*Objective:* Retype the whole listing below, character for character.

(Items listed in a dataset)
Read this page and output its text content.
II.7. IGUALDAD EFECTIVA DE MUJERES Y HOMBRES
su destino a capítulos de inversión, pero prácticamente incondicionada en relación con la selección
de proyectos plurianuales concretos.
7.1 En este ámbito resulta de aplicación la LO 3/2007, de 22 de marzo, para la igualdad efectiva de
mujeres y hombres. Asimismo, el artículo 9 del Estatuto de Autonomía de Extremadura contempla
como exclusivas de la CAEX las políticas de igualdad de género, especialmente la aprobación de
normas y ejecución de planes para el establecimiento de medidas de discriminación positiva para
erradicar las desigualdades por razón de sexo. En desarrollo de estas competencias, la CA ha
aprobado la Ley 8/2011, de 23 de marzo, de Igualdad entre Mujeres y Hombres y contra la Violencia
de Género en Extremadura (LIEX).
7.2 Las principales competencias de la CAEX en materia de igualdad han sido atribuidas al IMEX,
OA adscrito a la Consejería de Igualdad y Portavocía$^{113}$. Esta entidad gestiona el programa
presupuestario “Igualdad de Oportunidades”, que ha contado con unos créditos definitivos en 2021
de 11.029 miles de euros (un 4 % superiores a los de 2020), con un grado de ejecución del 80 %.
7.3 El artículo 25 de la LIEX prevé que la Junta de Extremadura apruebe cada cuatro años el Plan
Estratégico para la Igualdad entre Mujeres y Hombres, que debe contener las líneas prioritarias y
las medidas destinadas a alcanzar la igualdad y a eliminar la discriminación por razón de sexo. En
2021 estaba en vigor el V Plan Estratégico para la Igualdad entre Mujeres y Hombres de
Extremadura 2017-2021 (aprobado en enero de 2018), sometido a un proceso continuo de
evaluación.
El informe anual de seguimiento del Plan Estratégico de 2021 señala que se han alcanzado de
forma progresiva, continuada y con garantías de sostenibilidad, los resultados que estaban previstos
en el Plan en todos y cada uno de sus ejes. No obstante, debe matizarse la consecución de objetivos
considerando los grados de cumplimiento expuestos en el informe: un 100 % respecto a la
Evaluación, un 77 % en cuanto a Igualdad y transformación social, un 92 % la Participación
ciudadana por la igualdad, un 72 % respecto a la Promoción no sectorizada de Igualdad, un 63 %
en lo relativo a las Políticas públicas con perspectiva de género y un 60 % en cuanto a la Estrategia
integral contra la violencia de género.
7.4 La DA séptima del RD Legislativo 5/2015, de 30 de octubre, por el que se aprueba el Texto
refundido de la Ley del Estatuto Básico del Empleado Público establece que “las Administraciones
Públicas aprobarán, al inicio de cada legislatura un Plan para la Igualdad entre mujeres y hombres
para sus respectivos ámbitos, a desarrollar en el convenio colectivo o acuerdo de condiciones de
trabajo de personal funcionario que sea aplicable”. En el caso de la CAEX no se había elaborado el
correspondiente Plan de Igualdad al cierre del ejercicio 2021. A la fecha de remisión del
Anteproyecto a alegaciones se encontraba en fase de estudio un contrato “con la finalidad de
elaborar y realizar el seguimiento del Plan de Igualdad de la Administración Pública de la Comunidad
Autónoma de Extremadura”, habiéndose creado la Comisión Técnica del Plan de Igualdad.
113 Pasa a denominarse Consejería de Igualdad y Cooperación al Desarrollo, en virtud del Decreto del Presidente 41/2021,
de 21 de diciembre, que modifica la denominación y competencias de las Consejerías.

*Solution:*
Read this page and output its text content.
II.7. IGUALDAD EFECTIVA DE MUJERES Y HOMBRES
su destino a capítulos de inversión, pero prácticamente incondicionada en relación con la selección
de proyectos plurianuales concretos.
7.1 En este ámbito resulta de aplicación la LO 3/2007, de 22 de marzo, para la igualdad efectiva de
mujeres y hombres. Asimismo, el artículo 9 del Estatuto de Autonomía de Extremadura contempla
como exclusivas de la CAEX las políticas de igualdad de género, especialmente la aprobación de
normas y ejecución de planes para el establecimiento de medidas de discriminación positiva para
erradicar las desigualdades por razón de sexo. En desarrollo de estas competencias, la CA ha
aprobado la Ley 8/2011, de 23 de marzo, de Igualdad entre Mujeres y Hombres y contra la Violencia
de Género en Extremadura (LIEX).
7.2 Las principales competencias de la CAEX en materia de igualdad han sido atribuidas al IMEX,
OA adscrito a la Consejería de Igualdad y Portavocía$^{113}$. Esta entidad gestiona el programa
presupuestario “Igualdad de Oportunidades”, que ha contado con unos créditos definitivos en 2021
de 11.029 miles de euros (un 4 % superiores a los de 2020), con un grado de ejecución del 80 %.
7.3 El artículo 25 de la LIEX prevé que la Junta de Extremadura apruebe cada cuatro años el Plan
Estratégico para la Igualdad entre Mujeres y Hombres, que debe contener las líneas prioritarias y
las medidas destinadas a alcanzar la igualdad y a eliminar la discriminación por razón de sexo. En
2021 estaba en vigor el V Plan Estratégico para la Igualdad entre Mujeres y Hombres de
Extremadura 2017-2021 (aprobado en enero de 2018), sometido a un proceso continuo de
evaluación.
El informe anual de seguimiento del Plan Estratégico de 2021 señala que se han alcanzado de
forma progresiva, continuada y con garantías de sostenibilidad, los resultados que estaban previstos
en el Plan en todos y cada uno de sus ejes. No obstante, debe matizarse la consecución de objetivos
considerando los grados de cumplimiento expuestos en el informe: un 100 % respecto a la
Evaluación, un 77 % en cuanto a Igualdad y transformación social, un 92 % la Participación
ciudadana por la igualdad, un 72 % respecto a la Promoción no sectorizada de Igualdad, un 63 %
en lo relativo a las Políticas públicas con perspectiva de género y un 60 % en cuanto a la Estrategia
integral contra la violencia de género.
7.4 La DA séptima del RD Legislativo 5/2015, de 30 de octubre, por el que se aprueba el Texto
refundido de la Ley del Estatuto Básico del Empleado Público establece que “las Administraciones
Públicas aprobarán, al inicio de cada legislatura un Plan para la Igualdad entre mujeres y hombres
para sus respectivos ámbitos, a desarrollar en el convenio colectivo o acuerdo de condiciones de
trabajo de personal funcionario que sea aplicable”. En el caso de la CAEX no se había elaborado el
correspondiente Plan de Igualdad al cierre del ejercicio 2021. A la fecha de remisión del
Anteproyecto a alegaciones se encontraba en fase de estudio un contrato “con la finalidad de
elaborar y realizar el seguimiento del Plan de Igualdad de la Administración Pública de la Comunidad
Autónoma de Extremadura”, habiéndose creado la Comisión Técnica del Plan de Igualdad.
113 Pasa a denominarse Consejería de Igualdad y Cooperación al Desarrollo, en virtud del Decreto del Presidente 41/2021,
de 21 de diciembre, que modifica la denominación y competencias de las Consejerías.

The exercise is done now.